-- Given task --
Every line of the records must be repeated exactly; pictures stay out.

-- Raw data --
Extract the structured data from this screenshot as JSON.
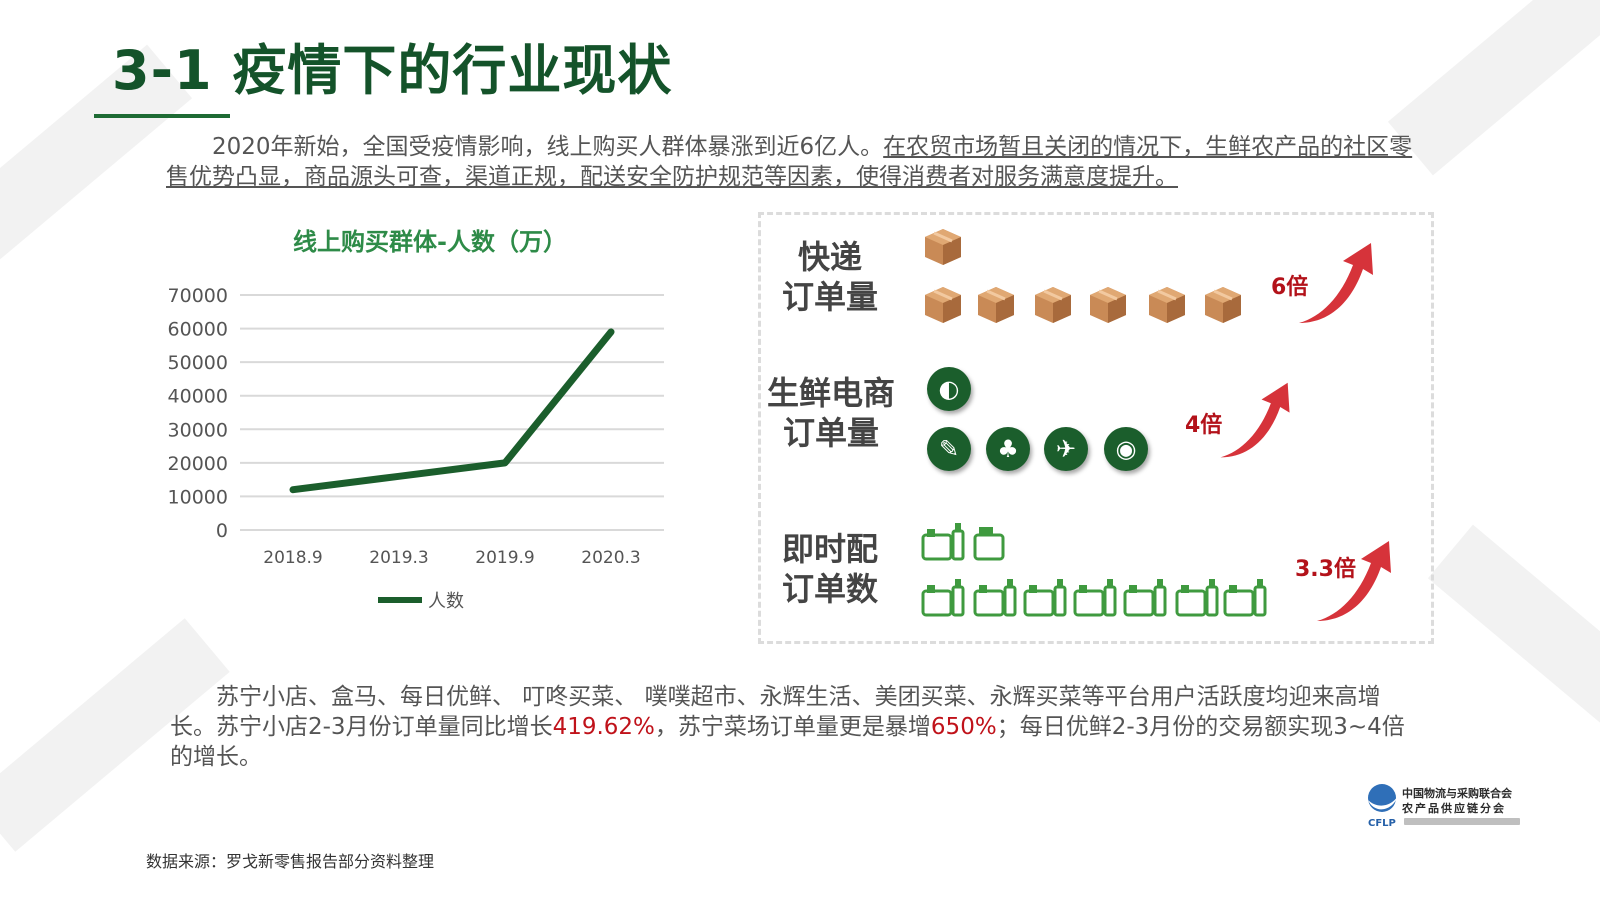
{
  "title": "3-1 疫情下的行业现状",
  "intro": {
    "plain": "2020年新始，全国受疫情影响，线上购买人群体暴涨到近6亿人。",
    "underlined": "在农贸市场暂且关闭的情况下，生鲜农产品的社区零售优势凸显，商品源头可查，渠道正规，配送安全防护规范等因素，使得消费者对服务满意度提升。"
  },
  "chart_data": {
    "type": "line",
    "title": "线上购买群体-人数（万）",
    "categories": [
      "2018.9",
      "2019.3",
      "2019.9",
      "2020.3"
    ],
    "series": [
      {
        "name": "人数",
        "values": [
          12000,
          16000,
          20000,
          59000
        ],
        "color": "#1b5e2c"
      }
    ],
    "yticks": [
      0,
      10000,
      20000,
      30000,
      40000,
      50000,
      60000,
      70000
    ],
    "ylim": [
      0,
      70000
    ],
    "grid": true,
    "legend": "bottom"
  },
  "panel": {
    "rows": [
      {
        "label_line1": "快递",
        "label_line2": "订单量",
        "multiplier": "6倍",
        "icon": "parcel-box-icon"
      },
      {
        "label_line1": "生鲜电商",
        "label_line2": "订单量",
        "multiplier": "4倍",
        "icon": "fresh-food-icon"
      },
      {
        "label_line1": "即时配",
        "label_line2": "订单数",
        "multiplier": "3.3倍",
        "icon": "grocery-bag-icon"
      }
    ],
    "arrow_color": "#d6333a",
    "box_color": "#c98a56"
  },
  "bottom": {
    "p1": "苏宁小店、盒马、每日优鲜、 叮咚买菜、 噗噗超市、永辉生活、美团买菜、永辉买菜等平台用户活跃度均迎来高增长。苏宁小店2-3月份订单量同比增长",
    "h1": "419.62%",
    "p2": "，苏宁菜场订单量更是暴增",
    "h2": "650%",
    "p3": "；每日优鲜2-3月份的交易额实现3~4倍的增长。"
  },
  "source": "数据来源：罗戈新零售报告部分资料整理",
  "logo": {
    "line1": "中国物流与采购联合会",
    "line2": "农产品供应链分会",
    "abbr": "CFLP"
  },
  "colors": {
    "title_green": "#14532a",
    "highlight_red": "#c0121a"
  }
}
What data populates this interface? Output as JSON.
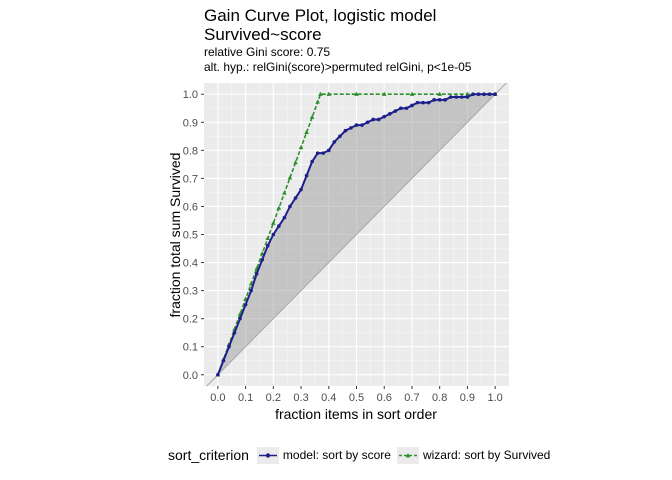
{
  "chart_data": {
    "type": "line",
    "title": "Gain Curve Plot, logistic model",
    "title_line2": "Survived~score",
    "subtitle_line1": "relative Gini score: 0.75",
    "subtitle_line2": "alt. hyp.: relGini(score)>permuted relGini, p<1e-05",
    "xlabel": "fraction items in sort order",
    "ylabel": "fraction total sum Survived",
    "xlim": [
      -0.05,
      1.05
    ],
    "ylim": [
      -0.04,
      1.04
    ],
    "x_ticks": [
      "0.0",
      "0.1",
      "0.2",
      "0.3",
      "0.4",
      "0.5",
      "0.6",
      "0.7",
      "0.8",
      "0.9",
      "1.0"
    ],
    "y_ticks": [
      "0.0",
      "0.1",
      "0.2",
      "0.3",
      "0.4",
      "0.5",
      "0.6",
      "0.7",
      "0.8",
      "0.9",
      "1.0"
    ],
    "grid": true,
    "legend_title": "sort_criterion",
    "legend_position": "bottom",
    "colors": {
      "model": "#1f1f8c",
      "wizard": "#2f8f2f",
      "panel": "#ebebeb",
      "shade": "#9e9e9e",
      "diagonal": "#a8a8a8"
    },
    "series": [
      {
        "name": "model: sort by score",
        "x": [
          0,
          0.02,
          0.04,
          0.06,
          0.08,
          0.1,
          0.12,
          0.14,
          0.16,
          0.18,
          0.2,
          0.22,
          0.24,
          0.26,
          0.28,
          0.3,
          0.32,
          0.34,
          0.36,
          0.38,
          0.4,
          0.42,
          0.44,
          0.46,
          0.48,
          0.5,
          0.52,
          0.54,
          0.56,
          0.58,
          0.6,
          0.62,
          0.64,
          0.66,
          0.68,
          0.7,
          0.72,
          0.74,
          0.76,
          0.78,
          0.8,
          0.82,
          0.84,
          0.86,
          0.88,
          0.9,
          0.92,
          0.94,
          0.96,
          0.98,
          1.0
        ],
        "y": [
          0,
          0.05,
          0.1,
          0.15,
          0.2,
          0.25,
          0.3,
          0.36,
          0.41,
          0.46,
          0.5,
          0.53,
          0.56,
          0.6,
          0.63,
          0.66,
          0.71,
          0.76,
          0.79,
          0.79,
          0.8,
          0.83,
          0.85,
          0.87,
          0.88,
          0.89,
          0.89,
          0.9,
          0.91,
          0.91,
          0.92,
          0.93,
          0.94,
          0.95,
          0.95,
          0.96,
          0.97,
          0.97,
          0.97,
          0.98,
          0.98,
          0.98,
          0.99,
          0.99,
          0.99,
          0.99,
          1.0,
          1.0,
          1.0,
          1.0,
          1.0
        ]
      },
      {
        "name": "wizard: sort by Survived",
        "x": [
          0,
          0.02,
          0.04,
          0.06,
          0.08,
          0.1,
          0.12,
          0.14,
          0.16,
          0.18,
          0.2,
          0.22,
          0.24,
          0.26,
          0.28,
          0.3,
          0.32,
          0.34,
          0.36,
          0.37,
          0.4,
          0.5,
          0.6,
          0.7,
          0.8,
          0.9,
          1.0
        ],
        "y": [
          0,
          0.054,
          0.108,
          0.162,
          0.216,
          0.27,
          0.324,
          0.378,
          0.432,
          0.486,
          0.54,
          0.594,
          0.648,
          0.702,
          0.756,
          0.81,
          0.864,
          0.918,
          0.972,
          1.0,
          1.0,
          1.0,
          1.0,
          1.0,
          1.0,
          1.0,
          1.0
        ]
      }
    ]
  }
}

-- Answer to the problem --
Extract the structured data from this screenshot as JSON.
{
  "title": "3-1 疫情下的行业现状",
  "intro": {
    "plain": "2020年新始，全国受疫情影响，线上购买人群体暴涨到近6亿人。",
    "underlined": "在农贸市场暂且关闭的情况下，生鲜农产品的社区零售优势凸显，商品源头可查，渠道正规，配送安全防护规范等因素，使得消费者对服务满意度提升。"
  },
  "chart_data": {
    "type": "line",
    "title": "线上购买群体-人数（万）",
    "categories": [
      "2018.9",
      "2019.3",
      "2019.9",
      "2020.3"
    ],
    "series": [
      {
        "name": "人数",
        "values": [
          12000,
          16000,
          20000,
          59000
        ],
        "color": "#1b5e2c"
      }
    ],
    "yticks": [
      0,
      10000,
      20000,
      30000,
      40000,
      50000,
      60000,
      70000
    ],
    "ylim": [
      0,
      70000
    ],
    "grid": true,
    "legend": "bottom"
  },
  "panel": {
    "rows": [
      {
        "label_line1": "快递",
        "label_line2": "订单量",
        "multiplier": "6倍",
        "icon": "parcel-box-icon"
      },
      {
        "label_line1": "生鲜电商",
        "label_line2": "订单量",
        "multiplier": "4倍",
        "icon": "fresh-food-icon"
      },
      {
        "label_line1": "即时配",
        "label_line2": "订单数",
        "multiplier": "3.3倍",
        "icon": "grocery-bag-icon"
      }
    ],
    "arrow_color": "#d6333a",
    "box_color": "#c98a56"
  },
  "bottom": {
    "p1": "苏宁小店、盒马、每日优鲜、 叮咚买菜、 噗噗超市、永辉生活、美团买菜、永辉买菜等平台用户活跃度均迎来高增长。苏宁小店2-3月份订单量同比增长",
    "h1": "419.62%",
    "p2": "，苏宁菜场订单量更是暴增",
    "h2": "650%",
    "p3": "；每日优鲜2-3月份的交易额实现3~4倍的增长。"
  },
  "source": "数据来源：罗戈新零售报告部分资料整理",
  "logo": {
    "line1": "中国物流与采购联合会",
    "line2": "农产品供应链分会",
    "abbr": "CFLP"
  },
  "colors": {
    "title_green": "#14532a",
    "highlight_red": "#c0121a"
  }
}
What data populates this interface? Output as JSON.
{
  "chart_data": {
    "type": "line",
    "title": "Gain Curve Plot, logistic model",
    "title_line2": "Survived~score",
    "subtitle_line1": "relative Gini score: 0.75",
    "subtitle_line2": "alt. hyp.: relGini(score)>permuted relGini, p<1e-05",
    "xlabel": "fraction items in sort order",
    "ylabel": "fraction total sum Survived",
    "xlim": [
      -0.05,
      1.05
    ],
    "ylim": [
      -0.04,
      1.04
    ],
    "x_ticks": [
      "0.0",
      "0.1",
      "0.2",
      "0.3",
      "0.4",
      "0.5",
      "0.6",
      "0.7",
      "0.8",
      "0.9",
      "1.0"
    ],
    "y_ticks": [
      "0.0",
      "0.1",
      "0.2",
      "0.3",
      "0.4",
      "0.5",
      "0.6",
      "0.7",
      "0.8",
      "0.9",
      "1.0"
    ],
    "grid": true,
    "legend_title": "sort_criterion",
    "legend_position": "bottom",
    "colors": {
      "model": "#1f1f8c",
      "wizard": "#2f8f2f",
      "panel": "#ebebeb",
      "shade": "#9e9e9e",
      "diagonal": "#a8a8a8"
    },
    "series": [
      {
        "name": "model: sort by score",
        "x": [
          0,
          0.02,
          0.04,
          0.06,
          0.08,
          0.1,
          0.12,
          0.14,
          0.16,
          0.18,
          0.2,
          0.22,
          0.24,
          0.26,
          0.28,
          0.3,
          0.32,
          0.34,
          0.36,
          0.38,
          0.4,
          0.42,
          0.44,
          0.46,
          0.48,
          0.5,
          0.52,
          0.54,
          0.56,
          0.58,
          0.6,
          0.62,
          0.64,
          0.66,
          0.68,
          0.7,
          0.72,
          0.74,
          0.76,
          0.78,
          0.8,
          0.82,
          0.84,
          0.86,
          0.88,
          0.9,
          0.92,
          0.94,
          0.96,
          0.98,
          1.0
        ],
        "y": [
          0,
          0.05,
          0.1,
          0.15,
          0.2,
          0.25,
          0.3,
          0.36,
          0.41,
          0.46,
          0.5,
          0.53,
          0.56,
          0.6,
          0.63,
          0.66,
          0.71,
          0.76,
          0.79,
          0.79,
          0.8,
          0.83,
          0.85,
          0.87,
          0.88,
          0.89,
          0.89,
          0.9,
          0.91,
          0.91,
          0.92,
          0.93,
          0.94,
          0.95,
          0.95,
          0.96,
          0.97,
          0.97,
          0.97,
          0.98,
          0.98,
          0.98,
          0.99,
          0.99,
          0.99,
          0.99,
          1.0,
          1.0,
          1.0,
          1.0,
          1.0
        ]
      },
      {
        "name": "wizard: sort by Survived",
        "x": [
          0,
          0.02,
          0.04,
          0.06,
          0.08,
          0.1,
          0.12,
          0.14,
          0.16,
          0.18,
          0.2,
          0.22,
          0.24,
          0.26,
          0.28,
          0.3,
          0.32,
          0.34,
          0.36,
          0.37,
          0.4,
          0.5,
          0.6,
          0.7,
          0.8,
          0.9,
          1.0
        ],
        "y": [
          0,
          0.054,
          0.108,
          0.162,
          0.216,
          0.27,
          0.324,
          0.378,
          0.432,
          0.486,
          0.54,
          0.594,
          0.648,
          0.702,
          0.756,
          0.81,
          0.864,
          0.918,
          0.972,
          1.0,
          1.0,
          1.0,
          1.0,
          1.0,
          1.0,
          1.0,
          1.0
        ]
      }
    ]
  }
}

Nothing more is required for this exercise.